■ Task directions:
Without the pictures, output the records below word for word.
start Given records
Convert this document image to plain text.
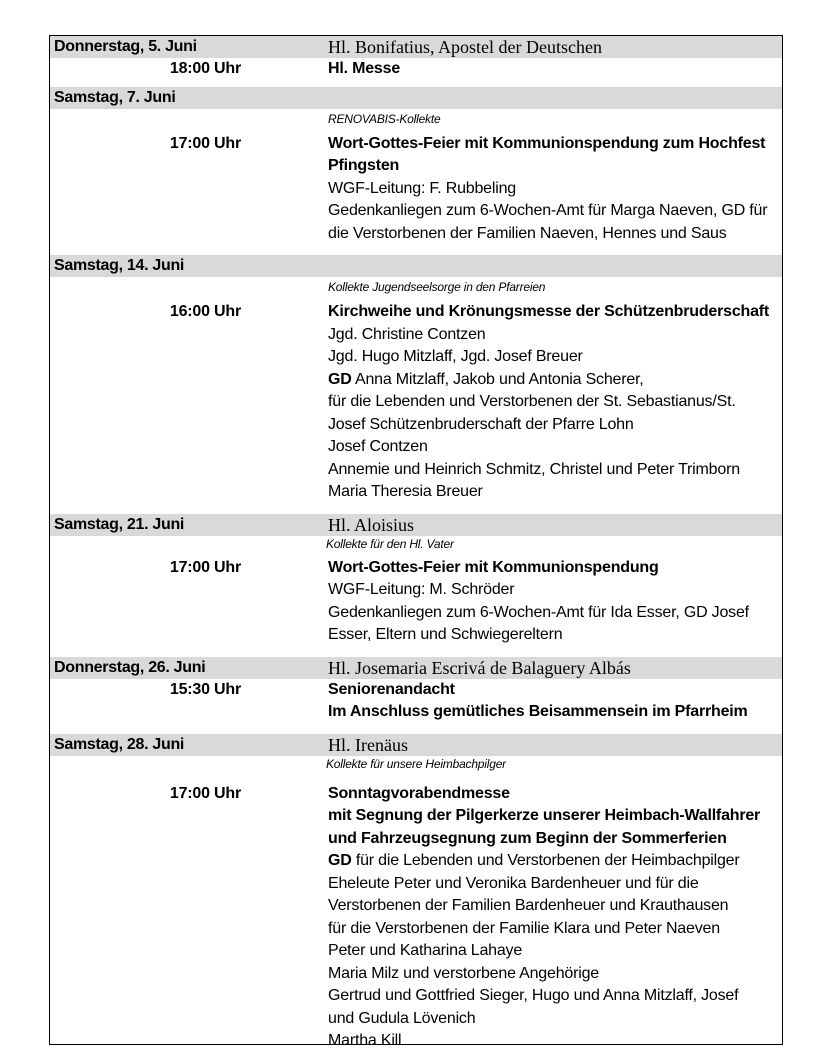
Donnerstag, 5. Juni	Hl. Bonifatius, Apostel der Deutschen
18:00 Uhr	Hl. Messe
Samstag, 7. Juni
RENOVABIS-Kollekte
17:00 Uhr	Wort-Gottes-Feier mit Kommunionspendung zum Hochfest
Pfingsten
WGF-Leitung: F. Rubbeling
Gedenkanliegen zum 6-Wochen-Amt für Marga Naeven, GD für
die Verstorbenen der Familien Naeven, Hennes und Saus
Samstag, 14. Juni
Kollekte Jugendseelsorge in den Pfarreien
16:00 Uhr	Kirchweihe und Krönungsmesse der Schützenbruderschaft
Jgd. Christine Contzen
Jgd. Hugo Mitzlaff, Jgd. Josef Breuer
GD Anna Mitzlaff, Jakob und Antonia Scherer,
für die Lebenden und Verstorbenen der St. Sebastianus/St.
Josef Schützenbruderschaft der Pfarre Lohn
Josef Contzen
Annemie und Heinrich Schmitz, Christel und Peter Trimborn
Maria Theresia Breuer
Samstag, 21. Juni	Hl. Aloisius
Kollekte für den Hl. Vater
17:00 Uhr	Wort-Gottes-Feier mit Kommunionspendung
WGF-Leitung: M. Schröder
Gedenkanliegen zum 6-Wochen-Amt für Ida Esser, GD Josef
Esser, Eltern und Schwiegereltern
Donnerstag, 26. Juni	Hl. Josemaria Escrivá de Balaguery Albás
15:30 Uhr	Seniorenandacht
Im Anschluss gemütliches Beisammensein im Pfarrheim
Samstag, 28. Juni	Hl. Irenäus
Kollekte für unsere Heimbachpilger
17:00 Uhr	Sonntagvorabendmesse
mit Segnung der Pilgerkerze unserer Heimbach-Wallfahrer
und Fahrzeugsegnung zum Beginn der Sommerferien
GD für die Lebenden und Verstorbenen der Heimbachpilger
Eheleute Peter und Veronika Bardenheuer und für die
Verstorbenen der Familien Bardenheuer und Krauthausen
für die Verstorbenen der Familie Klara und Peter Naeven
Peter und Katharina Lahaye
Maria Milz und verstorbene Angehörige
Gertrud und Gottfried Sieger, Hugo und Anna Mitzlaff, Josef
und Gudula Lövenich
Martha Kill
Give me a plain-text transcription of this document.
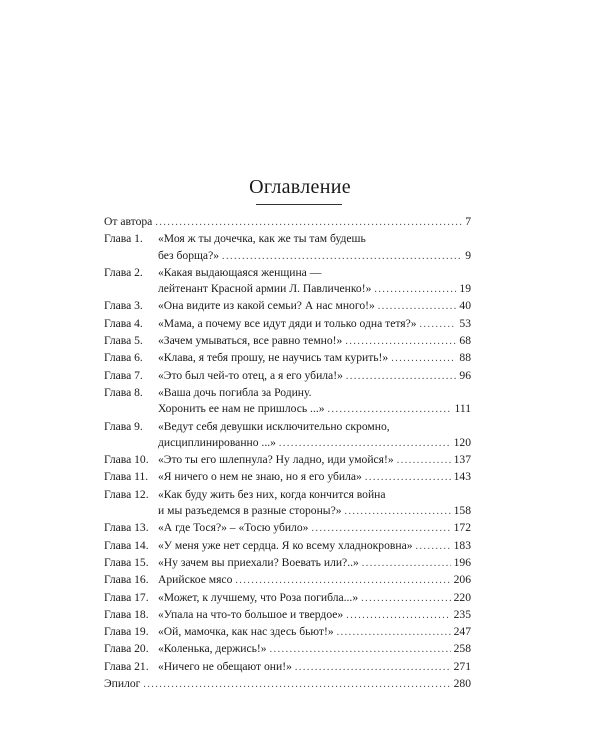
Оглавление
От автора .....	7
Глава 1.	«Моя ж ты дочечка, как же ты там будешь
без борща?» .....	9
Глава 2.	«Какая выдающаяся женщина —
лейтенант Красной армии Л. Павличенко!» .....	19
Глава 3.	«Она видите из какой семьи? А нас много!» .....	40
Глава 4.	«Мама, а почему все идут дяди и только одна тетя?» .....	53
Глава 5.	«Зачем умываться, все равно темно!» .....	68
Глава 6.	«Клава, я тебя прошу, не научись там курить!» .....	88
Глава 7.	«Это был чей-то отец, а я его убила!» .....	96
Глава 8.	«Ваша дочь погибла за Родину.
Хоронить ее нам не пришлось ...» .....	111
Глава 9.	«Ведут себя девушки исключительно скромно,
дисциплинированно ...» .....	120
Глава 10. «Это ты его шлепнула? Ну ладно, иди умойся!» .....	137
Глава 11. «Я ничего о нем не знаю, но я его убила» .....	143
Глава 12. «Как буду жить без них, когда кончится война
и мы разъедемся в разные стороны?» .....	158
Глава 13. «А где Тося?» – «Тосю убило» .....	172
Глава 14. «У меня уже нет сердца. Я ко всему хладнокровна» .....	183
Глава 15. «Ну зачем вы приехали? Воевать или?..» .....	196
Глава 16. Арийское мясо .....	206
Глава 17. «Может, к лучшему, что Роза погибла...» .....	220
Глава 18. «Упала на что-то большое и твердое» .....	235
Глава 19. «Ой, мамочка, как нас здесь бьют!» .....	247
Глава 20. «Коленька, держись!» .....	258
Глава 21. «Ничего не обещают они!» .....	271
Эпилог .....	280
end Given records
■ Expected answer:
Convert this document image to plain text.
Donnerstag, 5. Juni	Hl. Bonifatius, Apostel der Deutschen
18:00 Uhr	Hl. Messe
Samstag, 7. Juni
RENOVABIS-Kollekte
17:00 Uhr	Wort-Gottes-Feier mit Kommunionspendung zum Hochfest
Pfingsten
WGF-Leitung: F. Rubbeling
Gedenkanliegen zum 6-Wochen-Amt für Marga Naeven, GD für
die Verstorbenen der Familien Naeven, Hennes und Saus
Samstag, 14. Juni
Kollekte Jugendseelsorge in den Pfarreien
16:00 Uhr	Kirchweihe und Krönungsmesse der Schützenbruderschaft
Jgd. Christine Contzen
Jgd. Hugo Mitzlaff, Jgd. Josef Breuer
GD Anna Mitzlaff, Jakob und Antonia Scherer,
für die Lebenden und Verstorbenen der St. Sebastianus/St.
Josef Schützenbruderschaft der Pfarre Lohn
Josef Contzen
Annemie und Heinrich Schmitz, Christel und Peter Trimborn
Maria Theresia Breuer
Samstag, 21. Juni	Hl. Aloisius
Kollekte für den Hl. Vater
17:00 Uhr	Wort-Gottes-Feier mit Kommunionspendung
WGF-Leitung: M. Schröder
Gedenkanliegen zum 6-Wochen-Amt für Ida Esser, GD Josef
Esser, Eltern und Schwiegereltern
Donnerstag, 26. Juni	Hl. Josemaria Escrivá de Balaguery Albás
15:30 Uhr	Seniorenandacht
Im Anschluss gemütliches Beisammensein im Pfarrheim
Samstag, 28. Juni	Hl. Irenäus
Kollekte für unsere Heimbachpilger
17:00 Uhr	Sonntagvorabendmesse
mit Segnung der Pilgerkerze unserer Heimbach-Wallfahrer
und Fahrzeugsegnung zum Beginn der Sommerferien
GD für die Lebenden und Verstorbenen der Heimbachpilger
Eheleute Peter und Veronika Bardenheuer und für die
Verstorbenen der Familien Bardenheuer und Krauthausen
für die Verstorbenen der Familie Klara und Peter Naeven
Peter und Katharina Lahaye
Maria Milz und verstorbene Angehörige
Gertrud und Gottfried Sieger, Hugo und Anna Mitzlaff, Josef
und Gudula Lövenich
Martha Kill
Give me a plain-text transcription of this document.
Оглавление
От автора .....	7
Глава 1.	«Моя ж ты дочечка, как же ты там будешь
без борща?» .....	9
Глава 2.	«Какая выдающаяся женщина —
лейтенант Красной армии Л. Павличенко!» .....	19
Глава 3.	«Она видите из какой семьи? А нас много!» .....	40
Глава 4.	«Мама, а почему все идут дяди и только одна тетя?» .....	53
Глава 5.	«Зачем умываться, все равно темно!» .....	68
Глава 6.	«Клава, я тебя прошу, не научись там курить!» .....	88
Глава 7.	«Это был чей-то отец, а я его убила!» .....	96
Глава 8.	«Ваша дочь погибла за Родину.
Хоронить ее нам не пришлось ...» .....	111
Глава 9.	«Ведут себя девушки исключительно скромно,
дисциплинированно ...» .....	120
Глава 10. «Это ты его шлепнула? Ну ладно, иди умойся!» .....	137
Глава 11. «Я ничего о нем не знаю, но я его убила» .....	143
Глава 12. «Как буду жить без них, когда кончится война
и мы разъедемся в разные стороны?» .....	158
Глава 13. «А где Тося?» – «Тосю убило» .....	172
Глава 14. «У меня уже нет сердца. Я ко всему хладнокровна» .....	183
Глава 15. «Ну зачем вы приехали? Воевать или?..» .....	196
Глава 16. Арийское мясо .....	206
Глава 17. «Может, к лучшему, что Роза погибла...» .....	220
Глава 18. «Упала на что-то большое и твердое» .....	235
Глава 19. «Ой, мамочка, как нас здесь бьют!» .....	247
Глава 20. «Коленька, держись!» .....	258
Глава 21. «Ничего не обещают они!» .....	271
Эпилог .....	280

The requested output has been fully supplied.